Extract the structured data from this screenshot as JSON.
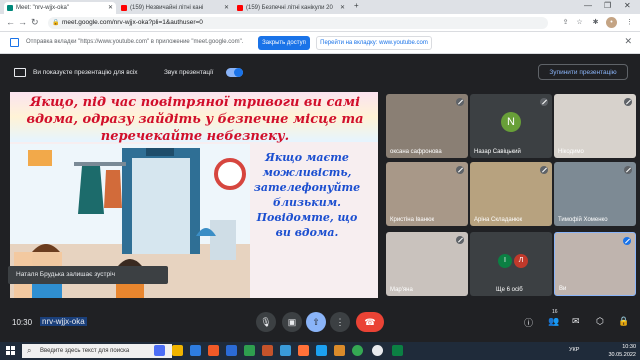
{
  "browser": {
    "tabs": [
      {
        "label": "Meet: \"nrv-wjjx-oka\"",
        "active": true,
        "favicon_color": "#00897b"
      },
      {
        "label": "(159) Незвичайні літні кані",
        "active": false,
        "favicon_color": "#ff0000"
      },
      {
        "label": "(159) Безпечні літні канікули 20",
        "active": false,
        "favicon_color": "#ff0000"
      }
    ],
    "new_tab": "+",
    "url": "meet.google.com/nrv-wjjx-oka?pli=1&authuser=0"
  },
  "infobar": {
    "text": "Отправка вкладки \"https://www.youtube.com\" в приложение \"meet.google.com\".",
    "share_button": "Закрыть доступ",
    "switch_button": "Перейти на вкладку: www.youtube.com"
  },
  "meet": {
    "presenting_text": "Ви показуєте презентацію для всіх",
    "sound_label": "Звук презентації",
    "sound_on": true,
    "stop_button": "Зупинити презентацію",
    "left_notice": "Наталя Брудька залишає зустріч",
    "time": "10:30",
    "meeting_code": "nrv-wjjx-oka",
    "participants_badge": "16"
  },
  "slide": {
    "title": "Якщо, під час повітряної тривоги ви самі вдома, одразу зайдіть у безпечне місце та перечекайте небезпеку.",
    "body": "Якщо маєте можливість, зателефонуйте близьким. Повідомте, що ви вдома."
  },
  "participants": [
    {
      "name": "оксана сафронова",
      "kind": "video"
    },
    {
      "name": "Назар Савіцький",
      "kind": "avatar",
      "initial": "N",
      "color": "#689f38"
    },
    {
      "name": "Нікодимо",
      "kind": "video"
    },
    {
      "name": "Кристіна Іванюк",
      "kind": "video"
    },
    {
      "name": "Аріна Складанюк",
      "kind": "video"
    },
    {
      "name": "Тимофій Хоменко",
      "kind": "video"
    },
    {
      "name": "Мар'яна",
      "kind": "video"
    },
    {
      "name": "Ще 6 осіб",
      "kind": "more"
    },
    {
      "name": "Ви",
      "kind": "self"
    }
  ],
  "taskbar": {
    "search_placeholder": "Введите здесь текст для поиска",
    "lang": "УКР",
    "time": "10:30",
    "date": "30.05.2022"
  }
}
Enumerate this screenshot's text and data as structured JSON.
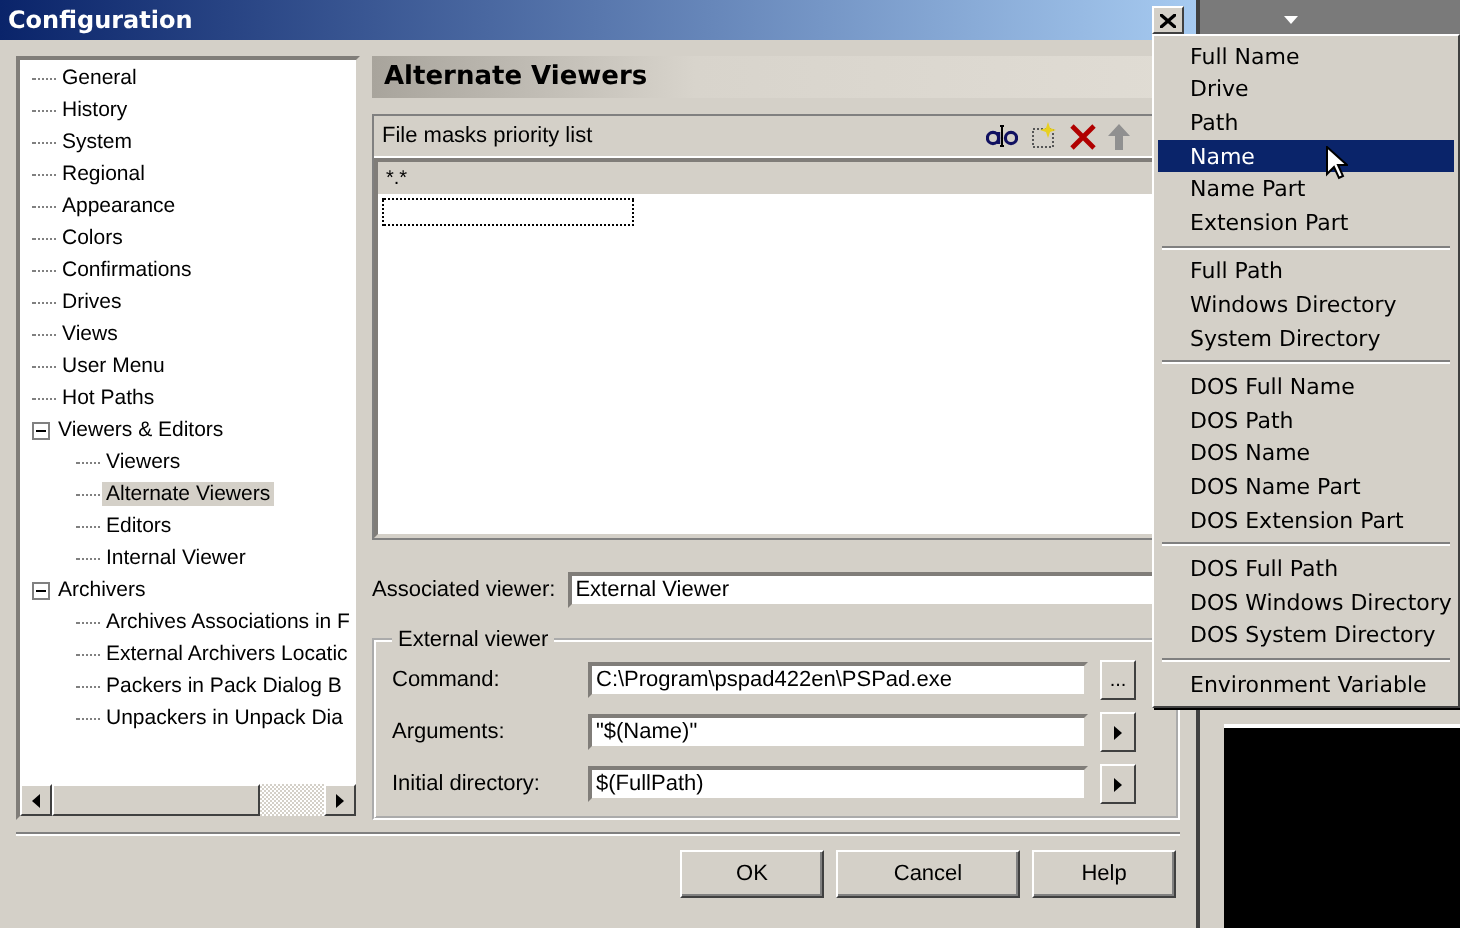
{
  "window": {
    "title": "Configuration"
  },
  "tree": [
    {
      "label": "General",
      "selected": false
    },
    {
      "label": "History",
      "selected": false
    },
    {
      "label": "System",
      "selected": false
    },
    {
      "label": "Regional",
      "selected": false
    },
    {
      "label": "Appearance",
      "selected": false
    },
    {
      "label": "Colors",
      "selected": false
    },
    {
      "label": "Confirmations",
      "selected": false
    },
    {
      "label": "Drives",
      "selected": false
    },
    {
      "label": "Views",
      "selected": false
    },
    {
      "label": "User Menu",
      "selected": false
    },
    {
      "label": "Hot Paths",
      "selected": false
    },
    {
      "label": "Viewers & Editors",
      "selected": false,
      "expanded": true,
      "children": [
        {
          "label": "Viewers",
          "selected": false
        },
        {
          "label": "Alternate Viewers",
          "selected": true
        },
        {
          "label": "Editors",
          "selected": false
        },
        {
          "label": "Internal Viewer",
          "selected": false
        }
      ]
    },
    {
      "label": "Archivers",
      "selected": false,
      "expanded": true,
      "children": [
        {
          "label": "Archives Associations in F",
          "selected": false
        },
        {
          "label": "External Archivers Locatic",
          "selected": false
        },
        {
          "label": "Packers in Pack Dialog B",
          "selected": false
        },
        {
          "label": "Unpackers in Unpack Dia",
          "selected": false
        }
      ]
    }
  ],
  "page": {
    "title": "Alternate Viewers",
    "list": {
      "title": "File masks priority list",
      "items": [
        {
          "text": "*.*",
          "selected": true
        }
      ],
      "editing": true
    },
    "associated_viewer": {
      "label": "Associated viewer:",
      "value": "External Viewer"
    },
    "group": {
      "title": "External viewer",
      "fields": [
        {
          "label": "Command:",
          "value": "C:\\Program\\pspad422en\\PSPad.exe",
          "button": "..."
        },
        {
          "label": "Arguments:",
          "value": "\"$(Name)\"",
          "menu_button": true
        },
        {
          "label": "Initial directory:",
          "value": "$(FullPath)",
          "menu_button": true
        }
      ]
    }
  },
  "buttons": [
    "OK",
    "Cancel",
    "Help"
  ],
  "menu": {
    "groups": [
      [
        {
          "label": "Full Name",
          "selected": false
        },
        {
          "label": "Drive",
          "selected": false
        },
        {
          "label": "Path",
          "selected": false
        },
        {
          "label": "Name",
          "selected": true
        },
        {
          "label": "Name Part",
          "selected": false
        },
        {
          "label": "Extension Part",
          "selected": false
        }
      ],
      [
        {
          "label": "Full Path",
          "selected": false
        },
        {
          "label": "Windows Directory",
          "selected": false
        },
        {
          "label": "System Directory",
          "selected": false
        }
      ],
      [
        {
          "label": "DOS Full Name",
          "selected": false
        },
        {
          "label": "DOS Path",
          "selected": false
        },
        {
          "label": "DOS Name",
          "selected": false
        },
        {
          "label": "DOS Name Part",
          "selected": false
        },
        {
          "label": "DOS Extension Part",
          "selected": false
        }
      ],
      [
        {
          "label": "DOS Full Path",
          "selected": false
        },
        {
          "label": "DOS Windows Directory",
          "selected": false
        },
        {
          "label": "DOS System Directory",
          "selected": false
        }
      ],
      [
        {
          "label": "Environment Variable",
          "selected": false
        }
      ]
    ]
  }
}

## Task instructions
Extract every line from the records above that contains the word "Windows".

## Expected output
          "label": "Windows Directory",
          "label": "DOS Windows Directory",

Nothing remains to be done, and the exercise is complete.